◆ **Problem 1**: In the GKE Postgres-access walkthrough, which container image does the pg-util deployment run?
◆ **Problem 2**: Extend the GKE Postgres-access walkthrough, picking up after its final troubleshooting line.

◆ **Page excerpt**:
- - - -

Here’s one way to do it - assuming you’ve already got a GKE Kubernetes cluster running in GCP:
export DATABASE_USER=myapp
export DATABASE_IP=$(gcloud sql instances describe YOURDBINSTANCENAME --format 'value(ipAddresses.ipAddress)')
kubectl -n default apply -f - <<API
apiVersion: apps/v1
kind: Deployment
metadata:
name: pg-util
spec:
selector:
matchLabels:
app: pg-util
template:
metadata:
labels:
app: pg-util
spec:
containers:
- name: pg
image: docker.io/library/postgres:14-alpine
command: ["sleep","infinity"]
API
kubectl -n default exec -it $(kubectl -n default get pod -l app=pg-util -o name | cut --delimiter="/" --fields=2) -- psql --host ${DATABASE_IP} --user ${DATABASE_USER}
# Run your SQL here
kubectl -n default delete deploy/pg-util
Troubleshooting
This error is seen in kubectl get events
: “Failed to Attach 1 network endpoint(s) (NEG “k8s1-4362fb64-default-myapp-4000-7414754d” in zone “us-central1-c”): googleapi: Error 400: Invalid value for field ‘resource.ipAddress’: ‘10.32.1.5’. Specified IP address 10.32.1.5 doesn’t belong to the (sub)network default or to the instance gke-mycluster-w-default-pool-fff0000-zzzz., invalid”

- - - -

Document layout analysis data:
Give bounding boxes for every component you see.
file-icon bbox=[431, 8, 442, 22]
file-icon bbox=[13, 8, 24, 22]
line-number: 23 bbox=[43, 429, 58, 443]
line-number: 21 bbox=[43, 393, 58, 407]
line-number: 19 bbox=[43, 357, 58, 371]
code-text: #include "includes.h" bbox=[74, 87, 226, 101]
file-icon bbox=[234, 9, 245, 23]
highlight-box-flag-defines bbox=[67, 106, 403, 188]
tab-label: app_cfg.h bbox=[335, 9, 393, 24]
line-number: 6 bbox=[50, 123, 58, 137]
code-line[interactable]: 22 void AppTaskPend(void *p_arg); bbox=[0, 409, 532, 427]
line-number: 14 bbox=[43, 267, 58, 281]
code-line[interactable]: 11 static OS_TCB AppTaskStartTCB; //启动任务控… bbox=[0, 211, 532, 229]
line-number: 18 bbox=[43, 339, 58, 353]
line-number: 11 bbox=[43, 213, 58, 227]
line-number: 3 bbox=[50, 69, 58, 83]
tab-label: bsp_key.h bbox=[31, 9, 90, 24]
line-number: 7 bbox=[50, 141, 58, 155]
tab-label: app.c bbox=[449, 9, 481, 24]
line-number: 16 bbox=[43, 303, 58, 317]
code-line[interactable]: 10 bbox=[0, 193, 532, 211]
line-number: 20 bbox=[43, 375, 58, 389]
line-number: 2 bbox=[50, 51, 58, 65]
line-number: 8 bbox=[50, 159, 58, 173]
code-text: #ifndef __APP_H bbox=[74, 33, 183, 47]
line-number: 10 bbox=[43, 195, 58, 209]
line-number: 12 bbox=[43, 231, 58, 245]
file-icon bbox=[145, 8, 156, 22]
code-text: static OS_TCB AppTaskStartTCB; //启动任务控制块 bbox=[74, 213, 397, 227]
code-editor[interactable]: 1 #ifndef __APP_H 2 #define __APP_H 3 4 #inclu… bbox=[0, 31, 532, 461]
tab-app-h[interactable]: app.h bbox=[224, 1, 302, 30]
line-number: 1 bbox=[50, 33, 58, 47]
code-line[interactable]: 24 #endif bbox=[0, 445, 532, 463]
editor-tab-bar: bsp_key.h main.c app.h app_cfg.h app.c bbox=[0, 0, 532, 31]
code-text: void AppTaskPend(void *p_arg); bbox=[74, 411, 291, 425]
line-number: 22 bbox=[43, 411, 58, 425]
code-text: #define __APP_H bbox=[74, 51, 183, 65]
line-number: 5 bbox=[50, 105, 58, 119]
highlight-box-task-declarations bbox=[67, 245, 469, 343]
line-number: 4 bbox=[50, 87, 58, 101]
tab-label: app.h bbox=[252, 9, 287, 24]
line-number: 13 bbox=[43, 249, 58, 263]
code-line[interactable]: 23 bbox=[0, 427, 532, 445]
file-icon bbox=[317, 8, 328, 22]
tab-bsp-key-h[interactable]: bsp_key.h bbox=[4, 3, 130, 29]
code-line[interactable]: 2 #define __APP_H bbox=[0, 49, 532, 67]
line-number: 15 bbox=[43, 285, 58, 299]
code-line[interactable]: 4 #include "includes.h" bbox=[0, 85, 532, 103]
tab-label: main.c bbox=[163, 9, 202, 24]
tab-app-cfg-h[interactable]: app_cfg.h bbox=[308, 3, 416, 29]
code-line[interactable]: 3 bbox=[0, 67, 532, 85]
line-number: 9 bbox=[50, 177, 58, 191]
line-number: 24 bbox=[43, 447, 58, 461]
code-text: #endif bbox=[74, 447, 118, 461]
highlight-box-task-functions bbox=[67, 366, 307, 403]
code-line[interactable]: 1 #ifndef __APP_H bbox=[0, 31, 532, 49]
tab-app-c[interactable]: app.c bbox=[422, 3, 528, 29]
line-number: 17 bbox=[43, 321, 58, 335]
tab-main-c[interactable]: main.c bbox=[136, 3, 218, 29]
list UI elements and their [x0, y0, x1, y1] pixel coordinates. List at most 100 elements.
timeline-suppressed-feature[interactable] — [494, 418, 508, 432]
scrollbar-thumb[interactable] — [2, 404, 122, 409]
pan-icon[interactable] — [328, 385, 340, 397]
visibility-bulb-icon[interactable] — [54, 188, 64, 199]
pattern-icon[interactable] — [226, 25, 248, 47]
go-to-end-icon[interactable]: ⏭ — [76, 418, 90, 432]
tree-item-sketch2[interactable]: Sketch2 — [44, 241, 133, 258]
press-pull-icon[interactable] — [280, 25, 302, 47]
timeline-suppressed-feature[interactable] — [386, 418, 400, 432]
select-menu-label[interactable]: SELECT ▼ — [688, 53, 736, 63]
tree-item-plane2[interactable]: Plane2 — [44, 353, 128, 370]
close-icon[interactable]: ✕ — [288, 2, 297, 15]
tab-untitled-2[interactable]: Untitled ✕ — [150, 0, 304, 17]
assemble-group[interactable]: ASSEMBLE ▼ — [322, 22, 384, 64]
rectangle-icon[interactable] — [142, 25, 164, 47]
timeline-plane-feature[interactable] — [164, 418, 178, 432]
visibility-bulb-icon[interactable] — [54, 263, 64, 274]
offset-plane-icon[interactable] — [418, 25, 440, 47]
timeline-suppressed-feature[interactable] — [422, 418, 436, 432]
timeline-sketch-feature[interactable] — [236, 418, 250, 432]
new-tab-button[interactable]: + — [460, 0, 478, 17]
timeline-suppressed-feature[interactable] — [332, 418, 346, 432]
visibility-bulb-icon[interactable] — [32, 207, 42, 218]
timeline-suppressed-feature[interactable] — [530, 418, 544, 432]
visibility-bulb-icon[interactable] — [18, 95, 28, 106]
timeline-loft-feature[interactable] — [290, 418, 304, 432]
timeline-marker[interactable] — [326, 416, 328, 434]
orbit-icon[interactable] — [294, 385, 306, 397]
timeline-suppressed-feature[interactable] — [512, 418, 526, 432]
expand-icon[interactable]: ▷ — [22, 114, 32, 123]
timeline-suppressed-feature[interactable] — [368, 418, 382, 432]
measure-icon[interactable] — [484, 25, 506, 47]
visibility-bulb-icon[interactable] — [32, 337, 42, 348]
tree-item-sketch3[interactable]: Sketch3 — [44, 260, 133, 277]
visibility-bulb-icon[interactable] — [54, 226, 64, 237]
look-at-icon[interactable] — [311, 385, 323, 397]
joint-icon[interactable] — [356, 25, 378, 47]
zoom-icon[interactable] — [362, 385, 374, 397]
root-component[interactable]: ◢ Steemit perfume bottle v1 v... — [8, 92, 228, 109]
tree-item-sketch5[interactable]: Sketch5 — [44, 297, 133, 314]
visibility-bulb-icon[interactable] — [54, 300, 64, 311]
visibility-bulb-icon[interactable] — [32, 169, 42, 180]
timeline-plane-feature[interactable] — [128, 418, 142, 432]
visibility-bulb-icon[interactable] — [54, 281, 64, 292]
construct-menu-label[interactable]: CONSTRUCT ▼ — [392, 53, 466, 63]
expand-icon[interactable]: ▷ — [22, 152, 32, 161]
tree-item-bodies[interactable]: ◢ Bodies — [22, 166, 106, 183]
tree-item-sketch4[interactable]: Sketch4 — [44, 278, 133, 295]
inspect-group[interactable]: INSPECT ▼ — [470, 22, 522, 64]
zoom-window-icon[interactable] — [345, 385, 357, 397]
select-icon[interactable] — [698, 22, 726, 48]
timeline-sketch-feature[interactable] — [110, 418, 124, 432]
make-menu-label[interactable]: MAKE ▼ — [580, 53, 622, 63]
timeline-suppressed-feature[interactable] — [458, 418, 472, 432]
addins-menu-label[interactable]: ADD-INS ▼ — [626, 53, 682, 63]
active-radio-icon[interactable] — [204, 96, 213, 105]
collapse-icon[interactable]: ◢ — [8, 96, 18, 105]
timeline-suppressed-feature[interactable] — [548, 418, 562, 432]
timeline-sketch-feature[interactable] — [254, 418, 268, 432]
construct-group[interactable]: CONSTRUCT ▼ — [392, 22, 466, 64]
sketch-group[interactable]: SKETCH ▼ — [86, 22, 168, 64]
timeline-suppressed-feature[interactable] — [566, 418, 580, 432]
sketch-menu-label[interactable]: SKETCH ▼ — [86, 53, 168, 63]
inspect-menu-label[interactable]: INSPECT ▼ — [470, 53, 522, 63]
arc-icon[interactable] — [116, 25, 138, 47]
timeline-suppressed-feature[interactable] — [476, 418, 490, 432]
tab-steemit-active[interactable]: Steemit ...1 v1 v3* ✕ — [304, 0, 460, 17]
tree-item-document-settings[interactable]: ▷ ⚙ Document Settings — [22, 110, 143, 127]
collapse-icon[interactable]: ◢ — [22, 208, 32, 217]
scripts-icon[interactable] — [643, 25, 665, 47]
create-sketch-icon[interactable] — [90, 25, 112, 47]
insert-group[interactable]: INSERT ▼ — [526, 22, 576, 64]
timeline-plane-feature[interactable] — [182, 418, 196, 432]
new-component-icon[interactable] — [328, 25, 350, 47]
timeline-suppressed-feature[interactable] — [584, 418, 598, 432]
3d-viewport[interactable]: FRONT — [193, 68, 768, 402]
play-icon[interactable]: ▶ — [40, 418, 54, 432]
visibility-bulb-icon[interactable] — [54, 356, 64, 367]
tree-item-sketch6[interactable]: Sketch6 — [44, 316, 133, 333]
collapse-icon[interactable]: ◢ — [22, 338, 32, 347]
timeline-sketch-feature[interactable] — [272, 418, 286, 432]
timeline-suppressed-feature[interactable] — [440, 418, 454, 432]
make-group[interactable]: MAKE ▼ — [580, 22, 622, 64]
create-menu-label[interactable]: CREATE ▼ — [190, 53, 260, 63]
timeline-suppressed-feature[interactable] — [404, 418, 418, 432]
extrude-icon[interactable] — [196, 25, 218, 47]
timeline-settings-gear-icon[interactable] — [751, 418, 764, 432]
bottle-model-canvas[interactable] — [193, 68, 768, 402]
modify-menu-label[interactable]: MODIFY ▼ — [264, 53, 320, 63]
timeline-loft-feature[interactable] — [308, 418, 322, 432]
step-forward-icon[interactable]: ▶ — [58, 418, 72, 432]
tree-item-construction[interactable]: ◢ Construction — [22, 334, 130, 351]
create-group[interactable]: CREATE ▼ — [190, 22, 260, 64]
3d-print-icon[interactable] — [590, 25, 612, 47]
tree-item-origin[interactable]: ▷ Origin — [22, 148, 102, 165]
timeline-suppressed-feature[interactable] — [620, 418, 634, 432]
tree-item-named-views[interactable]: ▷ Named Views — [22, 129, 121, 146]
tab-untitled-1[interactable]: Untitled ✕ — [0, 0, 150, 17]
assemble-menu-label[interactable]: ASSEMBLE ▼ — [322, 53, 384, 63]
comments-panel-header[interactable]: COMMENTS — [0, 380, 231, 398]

- - - -

◆ **Answer area 1**: docker.io/library/postgres:14-alpine

◆ **Answer area 2**:
- If you visit the Google Cloud web console, browse to your Cluster → Ingress → Backend services → (Service for your app) → Backends, you will see that there are
0 of 0
healthy services. Your Network Endpoint Group (NEG) is empty. - Cause: You are trying to expose a service outside the cluster using container-native load balancing but your Kubernetes cluster is not “VPC-native”.
- Container-native load balancing is enabled when you add an annotation
cloud.google.com/neg: '{"ingress": true}'
to a Service. - Solution: Create a VPC-native cluster.
- Thanks to this awesome GitHub issue.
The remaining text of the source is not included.